> _Given exercise_
Copy out every record precisely.

> _Materials provided_

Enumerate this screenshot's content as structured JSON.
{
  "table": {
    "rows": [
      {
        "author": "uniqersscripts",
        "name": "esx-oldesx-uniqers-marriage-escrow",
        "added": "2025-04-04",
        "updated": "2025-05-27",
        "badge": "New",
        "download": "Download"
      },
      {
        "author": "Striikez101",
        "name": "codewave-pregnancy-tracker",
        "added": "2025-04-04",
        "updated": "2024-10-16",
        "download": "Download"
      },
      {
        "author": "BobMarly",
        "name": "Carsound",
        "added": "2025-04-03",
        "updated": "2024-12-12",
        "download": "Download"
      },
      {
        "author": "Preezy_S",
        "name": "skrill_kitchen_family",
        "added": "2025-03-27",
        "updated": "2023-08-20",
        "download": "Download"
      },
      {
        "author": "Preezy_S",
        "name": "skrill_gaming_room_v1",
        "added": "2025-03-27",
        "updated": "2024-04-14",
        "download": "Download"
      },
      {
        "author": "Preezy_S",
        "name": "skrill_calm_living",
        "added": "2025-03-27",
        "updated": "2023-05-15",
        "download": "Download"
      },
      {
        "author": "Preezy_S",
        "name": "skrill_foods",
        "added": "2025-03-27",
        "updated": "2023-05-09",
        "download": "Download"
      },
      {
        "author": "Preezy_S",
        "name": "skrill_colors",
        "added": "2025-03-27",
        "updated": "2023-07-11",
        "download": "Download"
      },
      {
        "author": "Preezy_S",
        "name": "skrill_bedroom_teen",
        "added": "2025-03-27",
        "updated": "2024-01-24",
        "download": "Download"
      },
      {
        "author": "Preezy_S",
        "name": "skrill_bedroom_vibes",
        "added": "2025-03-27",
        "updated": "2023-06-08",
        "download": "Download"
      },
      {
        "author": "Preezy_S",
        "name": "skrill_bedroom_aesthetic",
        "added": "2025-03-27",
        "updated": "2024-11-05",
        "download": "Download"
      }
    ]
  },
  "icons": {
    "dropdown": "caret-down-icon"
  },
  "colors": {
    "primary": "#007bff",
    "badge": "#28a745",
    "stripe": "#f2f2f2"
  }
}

> _Answer below_
Enumerate this screenshot's content as structured JSON.
{
  "table": {
    "rows": [
      {
        "author": "uniqersscripts",
        "name": "esx-oldesx-uniqers-marriage-escrow",
        "added": "2025-04-04",
        "updated": "2025-05-27",
        "badge": "New",
        "download": "Download"
      },
      {
        "author": "Striikez101",
        "name": "codewave-pregnancy-tracker",
        "added": "2025-04-04",
        "updated": "2024-10-16",
        "download": "Download"
      },
      {
        "author": "BobMarly",
        "name": "Carsound",
        "added": "2025-04-03",
        "updated": "2024-12-12",
        "download": "Download"
      },
      {
        "author": "Preezy_S",
        "name": "skrill_kitchen_family",
        "added": "2025-03-27",
        "updated": "2023-08-20",
        "download": "Download"
      },
      {
        "author": "Preezy_S",
        "name": "skrill_gaming_room_v1",
        "added": "2025-03-27",
        "updated": "2024-04-14",
        "download": "Download"
      },
      {
        "author": "Preezy_S",
        "name": "skrill_calm_living",
        "added": "2025-03-27",
        "updated": "2023-05-15",
        "download": "Download"
      },
      {
        "author": "Preezy_S",
        "name": "skrill_foods",
        "added": "2025-03-27",
        "updated": "2023-05-09",
        "download": "Download"
      },
      {
        "author": "Preezy_S",
        "name": "skrill_colors",
        "added": "2025-03-27",
        "updated": "2023-07-11",
        "download": "Download"
      },
      {
        "author": "Preezy_S",
        "name": "skrill_bedroom_teen",
        "added": "2025-03-27",
        "updated": "2024-01-24",
        "download": "Download"
      },
      {
        "author": "Preezy_S",
        "name": "skrill_bedroom_vibes",
        "added": "2025-03-27",
        "updated": "2023-06-08",
        "download": "Download"
      },
      {
        "author": "Preezy_S",
        "name": "skrill_bedroom_aesthetic",
        "added": "2025-03-27",
        "updated": "2024-11-05",
        "download": "Download"
      }
    ]
  },
  "icons": {
    "dropdown": "caret-down-icon"
  },
  "colors": {
    "primary": "#007bff",
    "badge": "#28a745",
    "stripe": "#f2f2f2"
  }
}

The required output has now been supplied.